(Dataset entries)
━━━━━━━━━━━━━━━━━━━━

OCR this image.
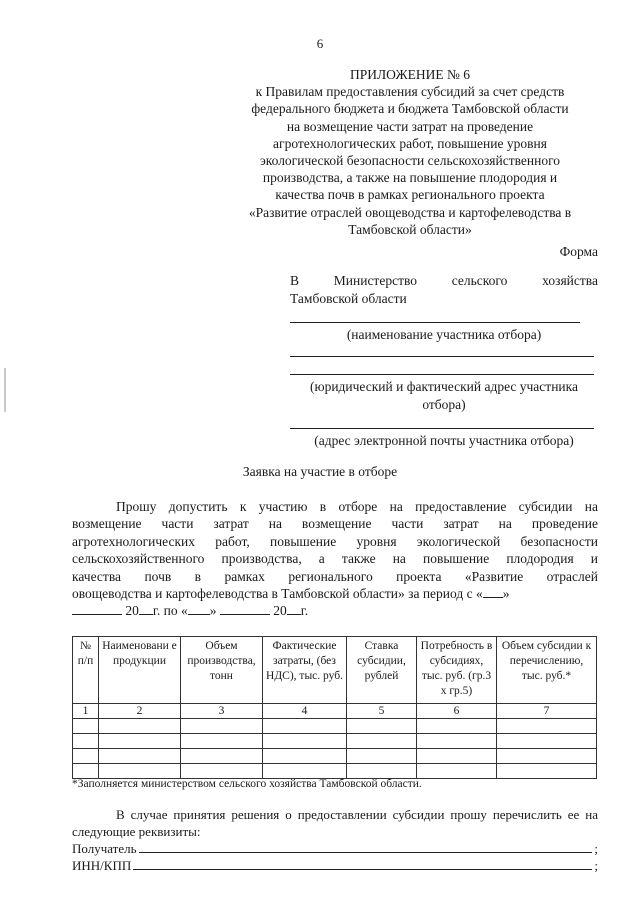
6
ПРИЛОЖЕНИЕ № 6
к Правилам предоставления субсидий за счет средств
федерального бюджета и бюджета Тамбовской области
на возмещение части затрат на проведение
агротехнологических работ, повышение уровня
экологической безопасности сельскохозяйственного
производства, а также на повышение плодородия и
качества почв в рамках регионального проекта
«Развитие отраслей овощеводства и картофелеводства в
Тамбовской области»
Форма
В	Министерство	сельского	хозяйства
Тамбовской области
(наименование участника отбора)
(юридический и фактический адрес участника
отбора)
(адрес электронной почты участника отбора)
Заявка на участие в отборе
Прошу допустить к участию в отборе на предоставление субсидии на
возмещение части затрат на возмещение части затрат на проведение
агротехнологических работ, повышение уровня экологической безопасности
сельскохозяйственного производства, а также на повышение плодородия и
качества почв в рамках регионального проекта «Развитие отраслей
овощеводства и картофелеводства в Тамбовской области» за период с « »
20 г. по « »	20 г.
№ п/п	Наименовани е продукции	Объем производства, тонн	Фактические затраты, (без НДС), тыс. руб.	Ставка субсидии, рублей	Потребность в субсидиях, тыс. руб. (гр.3 х гр.5)	Объем субсидии к перечислению, тыс. руб.*
1	2	3	4	5	6	7

*Заполняется министерством сельского хозяйства Тамбовской области.
В случае принятия решения о предоставлении субсидии прошу перечислить ее на
следующие реквизиты:
Получатель	;
ИНН/КПП	;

━━━━━━━━━━━━━━━━━━━━

Given instruction: Using the listing above, return all lines where the word "производства" occurs.

Result of this task:
производства, а также на повышение плодородия и
сельскохозяйственного производства, а также на повышение плодородия и
№ п/п	Наименовани е продукции	Объем производства, тонн	Фактические затраты, (без НДС), тыс. руб.	Ставка субсидии, рублей	Потребность в субсидиях, тыс. руб. (гр.3 х гр.5)	Объем субсидии к перечислению, тыс. руб.*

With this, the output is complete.